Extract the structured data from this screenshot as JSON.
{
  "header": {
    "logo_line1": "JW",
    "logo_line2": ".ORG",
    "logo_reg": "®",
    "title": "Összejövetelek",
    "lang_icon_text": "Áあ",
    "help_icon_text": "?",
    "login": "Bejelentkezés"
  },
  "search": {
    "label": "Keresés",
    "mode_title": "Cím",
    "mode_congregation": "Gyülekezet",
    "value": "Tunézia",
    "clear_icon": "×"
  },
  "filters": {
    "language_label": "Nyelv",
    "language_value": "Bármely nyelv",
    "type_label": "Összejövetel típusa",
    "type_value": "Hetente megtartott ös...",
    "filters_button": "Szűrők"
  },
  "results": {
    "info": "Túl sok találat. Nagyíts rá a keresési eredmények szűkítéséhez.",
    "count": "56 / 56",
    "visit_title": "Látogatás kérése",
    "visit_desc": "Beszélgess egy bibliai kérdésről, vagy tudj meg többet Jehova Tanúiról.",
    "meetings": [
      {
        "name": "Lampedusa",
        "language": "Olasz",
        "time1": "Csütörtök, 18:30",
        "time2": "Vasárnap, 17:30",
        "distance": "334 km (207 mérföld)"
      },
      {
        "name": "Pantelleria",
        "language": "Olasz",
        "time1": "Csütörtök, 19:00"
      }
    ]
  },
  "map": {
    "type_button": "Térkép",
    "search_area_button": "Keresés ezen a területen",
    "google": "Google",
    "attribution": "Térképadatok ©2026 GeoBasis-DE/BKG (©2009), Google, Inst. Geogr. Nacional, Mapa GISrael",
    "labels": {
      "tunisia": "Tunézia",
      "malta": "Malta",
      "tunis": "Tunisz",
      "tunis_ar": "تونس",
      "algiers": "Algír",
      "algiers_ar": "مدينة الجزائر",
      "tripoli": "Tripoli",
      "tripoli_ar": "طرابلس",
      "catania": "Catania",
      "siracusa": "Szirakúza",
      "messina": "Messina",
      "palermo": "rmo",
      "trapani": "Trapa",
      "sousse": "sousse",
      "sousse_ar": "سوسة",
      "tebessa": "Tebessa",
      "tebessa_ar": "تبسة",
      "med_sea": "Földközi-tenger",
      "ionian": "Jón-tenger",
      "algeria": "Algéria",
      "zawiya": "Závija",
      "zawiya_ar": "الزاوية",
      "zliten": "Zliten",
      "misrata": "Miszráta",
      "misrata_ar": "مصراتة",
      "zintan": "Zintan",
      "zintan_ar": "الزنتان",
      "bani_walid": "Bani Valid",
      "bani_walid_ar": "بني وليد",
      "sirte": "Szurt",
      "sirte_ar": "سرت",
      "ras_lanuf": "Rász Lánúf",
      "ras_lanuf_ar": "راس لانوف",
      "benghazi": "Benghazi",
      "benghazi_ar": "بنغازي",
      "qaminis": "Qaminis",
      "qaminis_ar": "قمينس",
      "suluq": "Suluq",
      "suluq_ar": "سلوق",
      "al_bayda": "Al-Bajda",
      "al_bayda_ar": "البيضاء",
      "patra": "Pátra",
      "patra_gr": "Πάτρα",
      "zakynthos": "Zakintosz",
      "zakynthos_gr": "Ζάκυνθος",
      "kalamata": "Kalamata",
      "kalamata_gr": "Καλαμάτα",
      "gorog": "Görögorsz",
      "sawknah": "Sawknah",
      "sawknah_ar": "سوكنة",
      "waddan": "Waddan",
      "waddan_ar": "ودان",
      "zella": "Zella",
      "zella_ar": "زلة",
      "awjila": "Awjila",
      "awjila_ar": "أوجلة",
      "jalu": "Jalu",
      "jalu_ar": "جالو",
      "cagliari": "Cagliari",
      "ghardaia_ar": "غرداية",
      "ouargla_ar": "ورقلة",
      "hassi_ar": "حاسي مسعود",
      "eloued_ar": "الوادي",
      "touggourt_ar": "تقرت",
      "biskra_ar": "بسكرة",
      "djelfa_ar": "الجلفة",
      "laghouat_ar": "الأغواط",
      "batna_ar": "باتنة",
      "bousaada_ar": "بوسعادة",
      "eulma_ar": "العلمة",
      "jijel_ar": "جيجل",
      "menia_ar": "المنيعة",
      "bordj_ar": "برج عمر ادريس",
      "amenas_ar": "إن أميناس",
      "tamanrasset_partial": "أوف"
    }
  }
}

———

◆ PROMPT ◆
Only lines with the word "Google" should be collected from the material.

◆ FULL SOLUTION ◆
    "google": "Google",
    "attribution": "Térképadatok ©2026 GeoBasis-DE/BKG (©2009), Google, Inst. Geogr. Nacional, Mapa GISrael",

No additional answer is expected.